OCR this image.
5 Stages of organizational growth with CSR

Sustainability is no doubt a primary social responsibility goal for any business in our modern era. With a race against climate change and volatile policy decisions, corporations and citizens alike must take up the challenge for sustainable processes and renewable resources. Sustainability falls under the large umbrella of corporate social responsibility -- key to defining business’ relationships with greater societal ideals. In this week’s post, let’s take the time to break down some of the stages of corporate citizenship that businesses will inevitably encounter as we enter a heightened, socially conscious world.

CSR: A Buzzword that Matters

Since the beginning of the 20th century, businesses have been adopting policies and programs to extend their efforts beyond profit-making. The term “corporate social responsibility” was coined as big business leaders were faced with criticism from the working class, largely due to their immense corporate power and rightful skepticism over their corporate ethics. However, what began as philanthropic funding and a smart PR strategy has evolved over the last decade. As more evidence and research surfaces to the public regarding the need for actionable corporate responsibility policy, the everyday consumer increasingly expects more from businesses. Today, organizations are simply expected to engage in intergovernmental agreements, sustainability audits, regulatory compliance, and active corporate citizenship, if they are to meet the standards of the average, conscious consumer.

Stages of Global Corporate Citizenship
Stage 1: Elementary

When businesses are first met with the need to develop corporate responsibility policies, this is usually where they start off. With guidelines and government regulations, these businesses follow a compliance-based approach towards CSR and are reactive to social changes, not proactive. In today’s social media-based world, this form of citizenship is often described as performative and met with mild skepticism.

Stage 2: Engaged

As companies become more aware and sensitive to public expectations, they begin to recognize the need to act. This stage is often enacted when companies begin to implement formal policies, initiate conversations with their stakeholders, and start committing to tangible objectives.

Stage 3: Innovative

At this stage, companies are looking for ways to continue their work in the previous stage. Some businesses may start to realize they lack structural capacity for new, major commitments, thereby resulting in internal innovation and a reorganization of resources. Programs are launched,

## PROBLEM:
Report each line of the material above where the word "that" appears.

## WRITTEN ANSWER:
Sustainability is no doubt a primary social responsibility goal for any business in our modern era. With a race against climate change and volatile policy decisions, corporations and citizens alike must take up the challenge for sustainable processes and renewable resources. Sustainability falls under the large umbrella of corporate social responsibility -- key to defining business’ relationships with greater societal ideals. In this week’s post, let’s take the time to break down some of the stages of corporate citizenship that businesses will inevitably encounter as we enter a heightened, socially conscious world.
CSR: A Buzzword that Matters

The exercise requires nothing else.